> _Records for this exercise_:
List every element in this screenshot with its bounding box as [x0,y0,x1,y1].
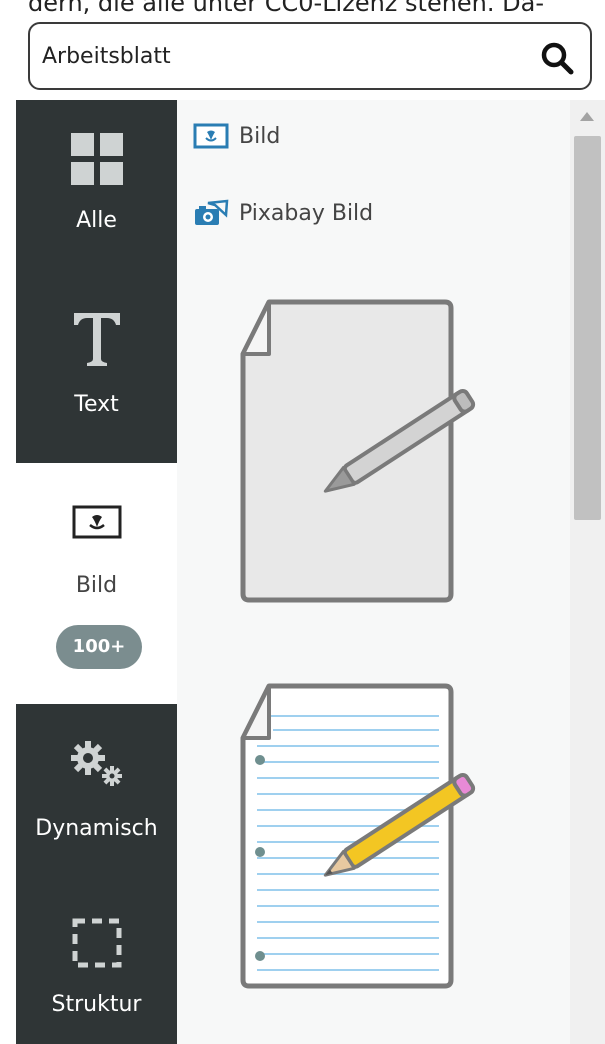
results-scrollbar[interactable] [570,100,605,1044]
category-alle[interactable]: Alle [16,100,177,281]
result-count-badge: 100+ [56,625,142,669]
category-label: Struktur [51,992,142,1017]
category-label: Text [74,392,119,417]
search-box [28,22,592,90]
category-sidebar: Alle Text Bild 100+ Dynamisch Struktur [16,100,177,1044]
result-label: Pixabay Bild [239,200,374,226]
category-bild[interactable]: Bild 100+ [16,463,177,704]
scroll-up-arrow-icon[interactable] [576,108,598,126]
category-struktur[interactable]: Struktur [16,900,177,1044]
category-label: Alle [76,208,117,233]
worksheet-lined-pencil-thumbnail[interactable] [217,678,497,994]
gears-icon [70,741,122,786]
content-panel: Alle Text Bild 100+ Dynamisch Struktur B… [16,100,605,1044]
camera-icon [195,199,229,225]
scrollbar-thumb[interactable] [574,136,601,520]
result-bild[interactable]: Bild [193,118,280,154]
result-label: Bild [239,123,281,149]
worksheet-blank-pencil-thumbnail[interactable] [217,294,497,608]
result-pixabay-bild[interactable]: Pixabay Bild [193,195,373,231]
search-input[interactable] [42,34,522,78]
category-label: Dynamisch [35,816,158,841]
category-dynamisch[interactable]: Dynamisch [16,704,177,900]
text-icon [73,313,120,366]
category-text[interactable]: Text [16,281,177,463]
image-icon [72,505,121,539]
search-icon[interactable] [540,41,574,75]
category-label: Bild [75,573,118,598]
image-icon [193,123,229,149]
structure-icon [72,918,121,968]
grid-icon [70,133,123,185]
results-list: Bild Pixabay Bild [177,100,570,1044]
background-page-text: dern, die alle unter CC0-Lizenz stehen. … [28,0,544,17]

> _Task requirements_: Output every line of the entries above as a JSON list of strings, one string per line, skipping blank lines. Leave the pictures out.

> _Result of the exercise_:
[
  "List every element in this screenshot with its bounding box as [x0,y0,x1,y1].",
  "results-scrollbar[interactable] [570,100,605,1044]",
  "category-alle[interactable]: Alle [16,100,177,281]",
  "result-count-badge: 100+ [56,625,142,669]",
  "category-label: Struktur [51,992,142,1017]",
  "category-label: Text [74,392,119,417]",
  "search-box [28,22,592,90]",
  "category-sidebar: Alle Text Bild 100+ Dynamisch Struktur [16,100,177,1044]",
  "result-label: Pixabay Bild [239,200,374,226]",
  "category-bild[interactable]: Bild 100+ [16,463,177,704]",
  "scroll-up-arrow-icon[interactable] [576,108,598,126]",
  "category-struktur[interactable]: Struktur [16,900,177,1044]",
  "category-label: Alle [76,208,117,233]",
  "worksheet-lined-pencil-thumbnail[interactable] [217,678,497,994]",
  "gears-icon [70,741,122,786]",
  "content-panel: Alle Text Bild 100+ Dynamisch Struktur B… [16,100,605,1044]",
  "camera-icon [195,199,229,225]",
  "scrollbar-thumb[interactable] [574,136,601,520]",
  "result-bild[interactable]: Bild [193,118,280,154]",
  "result-label: Bild [239,123,281,149]",
  "worksheet-blank-pencil-thumbnail[interactable] [217,294,497,608]",
  "result-pixabay-bild[interactable]: Pixabay Bild [193,195,373,231]",
  "search-input[interactable] [42,34,522,78]",
  "category-label: Dynamisch [35,816,158,841]",
  "category-dynamisch[interactable]: Dynamisch [16,704,177,900]",
  "text-icon [73,313,120,366]",
  "category-text[interactable]: Text [16,281,177,463]",
  "image-icon [72,505,121,539]",
  "search-icon[interactable] [540,41,574,75]",
  "category-label: Bild [75,573,118,598]",
  "image-icon [193,123,229,149]",
  "structure-icon [72,918,121,968]",
  "grid-icon [70,133,123,185]",
  "results-list: Bild Pixabay Bild [177,100,570,1044]",
  "background-page-text: dern, die alle unter CC0-Lizenz stehen. … [28,0,544,17]"
]